→ THE TASK: Any picture among the records should be left out, please; retype the rest exactly.

********

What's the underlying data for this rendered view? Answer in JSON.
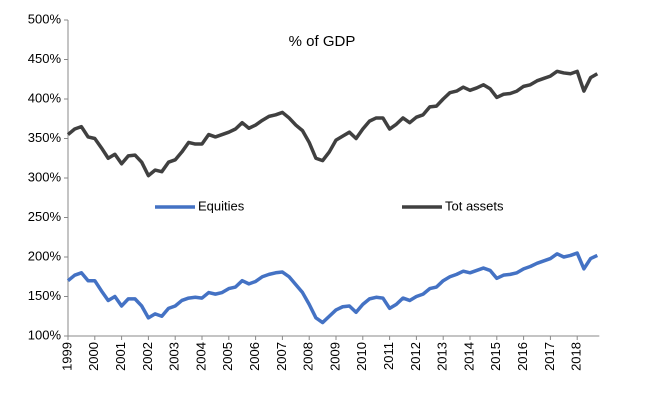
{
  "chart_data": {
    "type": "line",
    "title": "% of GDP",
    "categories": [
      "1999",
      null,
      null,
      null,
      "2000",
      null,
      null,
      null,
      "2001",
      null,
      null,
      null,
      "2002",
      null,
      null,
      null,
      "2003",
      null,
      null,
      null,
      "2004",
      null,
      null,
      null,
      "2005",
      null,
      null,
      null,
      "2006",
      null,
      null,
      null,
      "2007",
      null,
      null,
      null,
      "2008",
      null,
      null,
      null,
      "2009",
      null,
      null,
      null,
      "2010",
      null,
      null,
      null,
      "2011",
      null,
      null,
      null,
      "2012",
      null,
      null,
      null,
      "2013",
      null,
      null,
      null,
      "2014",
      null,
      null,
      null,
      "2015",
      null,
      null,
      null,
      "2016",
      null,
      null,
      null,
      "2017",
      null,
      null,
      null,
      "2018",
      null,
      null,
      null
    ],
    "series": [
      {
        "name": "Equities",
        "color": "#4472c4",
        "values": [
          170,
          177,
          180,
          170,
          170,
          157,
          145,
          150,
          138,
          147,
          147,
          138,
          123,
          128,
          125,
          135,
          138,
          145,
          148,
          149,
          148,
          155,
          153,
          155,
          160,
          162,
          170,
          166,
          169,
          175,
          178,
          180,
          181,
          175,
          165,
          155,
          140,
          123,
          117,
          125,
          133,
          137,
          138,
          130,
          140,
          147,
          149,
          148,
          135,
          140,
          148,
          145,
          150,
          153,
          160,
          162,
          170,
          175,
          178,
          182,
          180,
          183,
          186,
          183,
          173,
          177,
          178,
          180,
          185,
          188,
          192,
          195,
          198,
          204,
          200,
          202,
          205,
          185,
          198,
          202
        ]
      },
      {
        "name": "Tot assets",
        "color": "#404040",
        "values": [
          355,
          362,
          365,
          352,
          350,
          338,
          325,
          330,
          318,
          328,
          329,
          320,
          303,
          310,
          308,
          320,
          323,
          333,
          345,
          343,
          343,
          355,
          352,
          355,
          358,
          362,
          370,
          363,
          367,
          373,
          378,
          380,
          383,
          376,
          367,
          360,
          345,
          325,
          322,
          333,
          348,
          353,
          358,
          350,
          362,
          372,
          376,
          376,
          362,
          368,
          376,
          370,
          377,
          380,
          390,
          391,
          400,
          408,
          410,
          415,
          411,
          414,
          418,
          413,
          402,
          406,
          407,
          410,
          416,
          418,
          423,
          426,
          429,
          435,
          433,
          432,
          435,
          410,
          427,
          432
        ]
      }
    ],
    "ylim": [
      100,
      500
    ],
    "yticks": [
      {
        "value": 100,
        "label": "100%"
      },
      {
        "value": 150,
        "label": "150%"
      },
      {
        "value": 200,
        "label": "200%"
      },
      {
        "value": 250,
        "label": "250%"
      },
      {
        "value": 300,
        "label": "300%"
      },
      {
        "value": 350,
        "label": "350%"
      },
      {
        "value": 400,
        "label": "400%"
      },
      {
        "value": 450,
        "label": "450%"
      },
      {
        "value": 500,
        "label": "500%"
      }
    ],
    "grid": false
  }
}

********

→ SOLUTION:
What's the underlying data for this rendered view? Answer in JSON.
{
  "chart_data": {
    "type": "line",
    "title": "% of GDP",
    "categories": [
      "1999",
      null,
      null,
      null,
      "2000",
      null,
      null,
      null,
      "2001",
      null,
      null,
      null,
      "2002",
      null,
      null,
      null,
      "2003",
      null,
      null,
      null,
      "2004",
      null,
      null,
      null,
      "2005",
      null,
      null,
      null,
      "2006",
      null,
      null,
      null,
      "2007",
      null,
      null,
      null,
      "2008",
      null,
      null,
      null,
      "2009",
      null,
      null,
      null,
      "2010",
      null,
      null,
      null,
      "2011",
      null,
      null,
      null,
      "2012",
      null,
      null,
      null,
      "2013",
      null,
      null,
      null,
      "2014",
      null,
      null,
      null,
      "2015",
      null,
      null,
      null,
      "2016",
      null,
      null,
      null,
      "2017",
      null,
      null,
      null,
      "2018",
      null,
      null,
      null
    ],
    "series": [
      {
        "name": "Equities",
        "color": "#4472c4",
        "values": [
          170,
          177,
          180,
          170,
          170,
          157,
          145,
          150,
          138,
          147,
          147,
          138,
          123,
          128,
          125,
          135,
          138,
          145,
          148,
          149,
          148,
          155,
          153,
          155,
          160,
          162,
          170,
          166,
          169,
          175,
          178,
          180,
          181,
          175,
          165,
          155,
          140,
          123,
          117,
          125,
          133,
          137,
          138,
          130,
          140,
          147,
          149,
          148,
          135,
          140,
          148,
          145,
          150,
          153,
          160,
          162,
          170,
          175,
          178,
          182,
          180,
          183,
          186,
          183,
          173,
          177,
          178,
          180,
          185,
          188,
          192,
          195,
          198,
          204,
          200,
          202,
          205,
          185,
          198,
          202
        ]
      },
      {
        "name": "Tot assets",
        "color": "#404040",
        "values": [
          355,
          362,
          365,
          352,
          350,
          338,
          325,
          330,
          318,
          328,
          329,
          320,
          303,
          310,
          308,
          320,
          323,
          333,
          345,
          343,
          343,
          355,
          352,
          355,
          358,
          362,
          370,
          363,
          367,
          373,
          378,
          380,
          383,
          376,
          367,
          360,
          345,
          325,
          322,
          333,
          348,
          353,
          358,
          350,
          362,
          372,
          376,
          376,
          362,
          368,
          376,
          370,
          377,
          380,
          390,
          391,
          400,
          408,
          410,
          415,
          411,
          414,
          418,
          413,
          402,
          406,
          407,
          410,
          416,
          418,
          423,
          426,
          429,
          435,
          433,
          432,
          435,
          410,
          427,
          432
        ]
      }
    ],
    "ylim": [
      100,
      500
    ],
    "yticks": [
      {
        "value": 100,
        "label": "100%"
      },
      {
        "value": 150,
        "label": "150%"
      },
      {
        "value": 200,
        "label": "200%"
      },
      {
        "value": 250,
        "label": "250%"
      },
      {
        "value": 300,
        "label": "300%"
      },
      {
        "value": 350,
        "label": "350%"
      },
      {
        "value": 400,
        "label": "400%"
      },
      {
        "value": 450,
        "label": "450%"
      },
      {
        "value": 500,
        "label": "500%"
      }
    ],
    "grid": false
  }
}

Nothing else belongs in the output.